→ Your objective
Find each line containing the string "dekktrykk". Copy it.

+++ Record excerpts +++

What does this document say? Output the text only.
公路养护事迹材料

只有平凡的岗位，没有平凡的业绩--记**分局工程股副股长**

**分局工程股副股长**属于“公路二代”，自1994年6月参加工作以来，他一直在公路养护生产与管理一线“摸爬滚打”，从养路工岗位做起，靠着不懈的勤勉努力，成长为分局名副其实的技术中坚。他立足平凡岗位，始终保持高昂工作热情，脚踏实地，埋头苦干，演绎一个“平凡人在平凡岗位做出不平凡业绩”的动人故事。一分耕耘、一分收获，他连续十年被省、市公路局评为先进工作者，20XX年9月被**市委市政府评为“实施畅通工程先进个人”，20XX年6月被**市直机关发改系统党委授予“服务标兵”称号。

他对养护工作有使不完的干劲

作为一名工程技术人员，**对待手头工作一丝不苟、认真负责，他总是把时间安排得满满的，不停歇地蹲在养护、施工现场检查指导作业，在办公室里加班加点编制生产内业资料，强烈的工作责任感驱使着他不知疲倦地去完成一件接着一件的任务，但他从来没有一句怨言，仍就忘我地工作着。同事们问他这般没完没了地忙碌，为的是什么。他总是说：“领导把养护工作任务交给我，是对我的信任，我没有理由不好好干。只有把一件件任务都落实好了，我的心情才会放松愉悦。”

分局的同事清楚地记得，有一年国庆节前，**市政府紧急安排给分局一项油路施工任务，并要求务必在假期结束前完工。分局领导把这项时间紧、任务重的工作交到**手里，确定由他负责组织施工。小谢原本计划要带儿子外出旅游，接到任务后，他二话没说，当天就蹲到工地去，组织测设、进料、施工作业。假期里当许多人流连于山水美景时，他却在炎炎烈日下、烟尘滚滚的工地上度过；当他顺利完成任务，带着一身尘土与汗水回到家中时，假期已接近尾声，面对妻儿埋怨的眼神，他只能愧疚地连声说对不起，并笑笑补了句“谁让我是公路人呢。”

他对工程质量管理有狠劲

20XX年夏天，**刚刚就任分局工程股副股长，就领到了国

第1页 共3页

+++
+++ Record excerpts +++

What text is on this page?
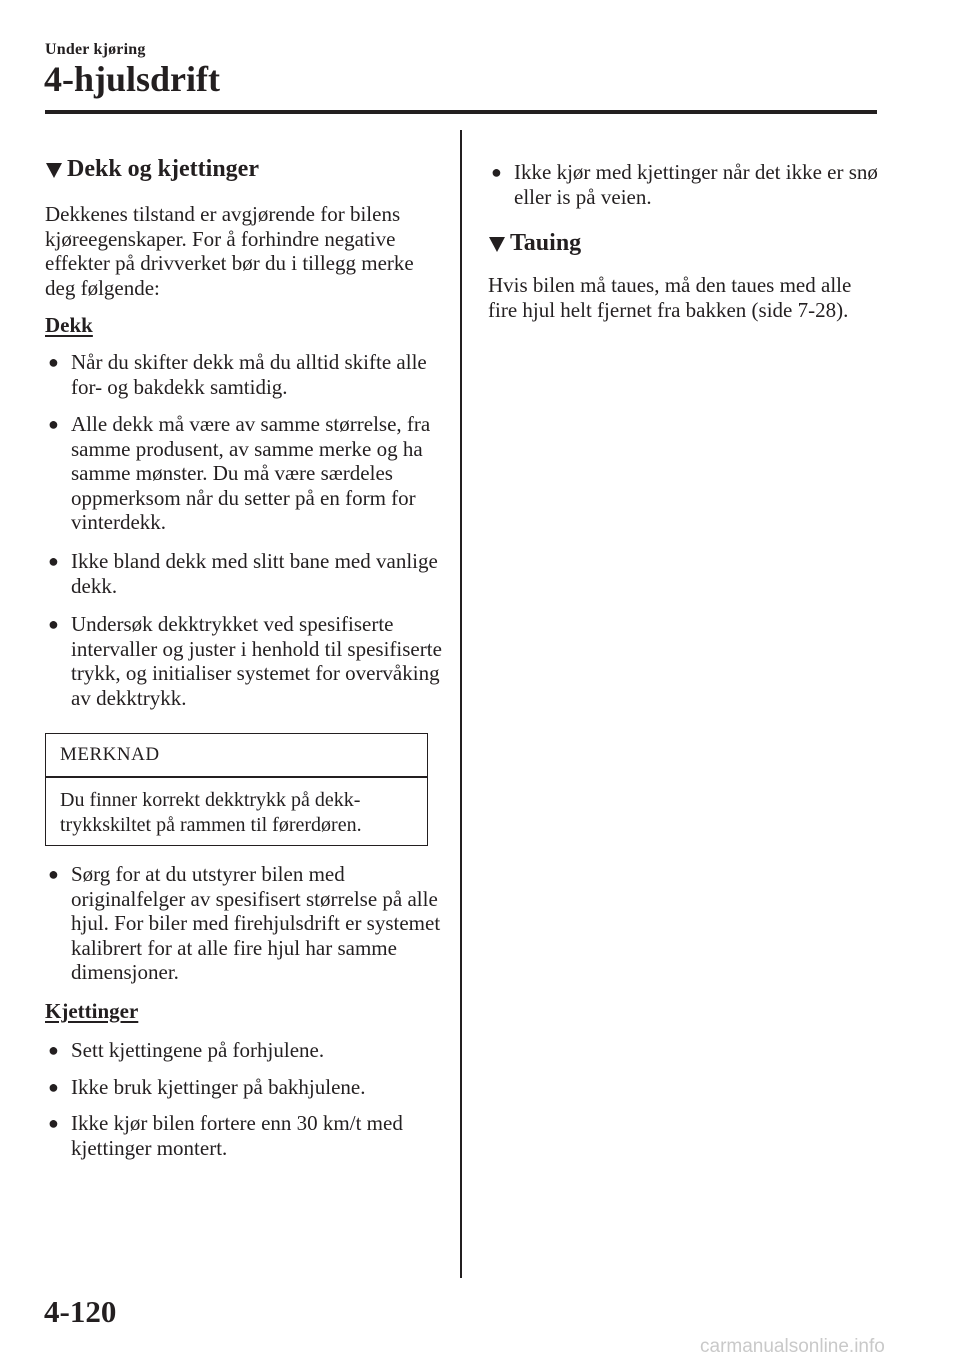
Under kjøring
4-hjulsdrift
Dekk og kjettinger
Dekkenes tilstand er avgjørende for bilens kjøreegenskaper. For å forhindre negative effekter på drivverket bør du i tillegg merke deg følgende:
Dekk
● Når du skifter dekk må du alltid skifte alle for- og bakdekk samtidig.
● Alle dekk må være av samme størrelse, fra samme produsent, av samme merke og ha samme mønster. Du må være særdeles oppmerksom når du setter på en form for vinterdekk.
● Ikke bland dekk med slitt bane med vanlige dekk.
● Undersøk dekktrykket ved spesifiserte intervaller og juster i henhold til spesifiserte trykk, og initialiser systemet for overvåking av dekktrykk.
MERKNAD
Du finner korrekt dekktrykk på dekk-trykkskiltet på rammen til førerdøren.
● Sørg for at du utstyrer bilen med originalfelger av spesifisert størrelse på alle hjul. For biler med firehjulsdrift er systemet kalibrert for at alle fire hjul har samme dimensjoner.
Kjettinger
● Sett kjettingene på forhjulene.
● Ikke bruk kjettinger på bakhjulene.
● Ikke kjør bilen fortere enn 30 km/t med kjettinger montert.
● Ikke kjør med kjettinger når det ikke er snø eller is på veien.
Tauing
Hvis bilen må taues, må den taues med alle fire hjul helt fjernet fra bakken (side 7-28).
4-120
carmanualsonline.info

+++
+++ Record excerpts +++

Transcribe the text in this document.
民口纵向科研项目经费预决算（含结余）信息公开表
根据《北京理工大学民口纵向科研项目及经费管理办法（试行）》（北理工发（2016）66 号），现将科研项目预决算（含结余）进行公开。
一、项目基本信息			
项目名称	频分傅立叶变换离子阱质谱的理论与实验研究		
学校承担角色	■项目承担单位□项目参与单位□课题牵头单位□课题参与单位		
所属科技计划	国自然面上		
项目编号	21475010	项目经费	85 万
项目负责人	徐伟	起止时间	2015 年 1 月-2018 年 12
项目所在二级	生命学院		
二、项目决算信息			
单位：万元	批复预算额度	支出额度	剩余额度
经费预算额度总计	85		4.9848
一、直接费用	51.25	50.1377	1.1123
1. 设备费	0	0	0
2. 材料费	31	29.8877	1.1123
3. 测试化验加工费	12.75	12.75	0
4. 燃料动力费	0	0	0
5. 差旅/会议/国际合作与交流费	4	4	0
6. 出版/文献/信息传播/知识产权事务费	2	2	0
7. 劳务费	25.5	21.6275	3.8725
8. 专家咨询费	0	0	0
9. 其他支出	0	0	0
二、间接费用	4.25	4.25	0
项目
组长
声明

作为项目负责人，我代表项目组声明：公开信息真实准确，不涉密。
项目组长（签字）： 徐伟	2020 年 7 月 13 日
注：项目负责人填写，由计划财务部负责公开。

+++

→ Written response
● Undersøk dekktrykket ved spesifiserte intervaller og juster i henhold til spesifiserte trykk, og initialiser systemet for overvåking av dekktrykk.
Du finner korrekt dekktrykk på dekk-trykkskiltet på rammen til førerdøren.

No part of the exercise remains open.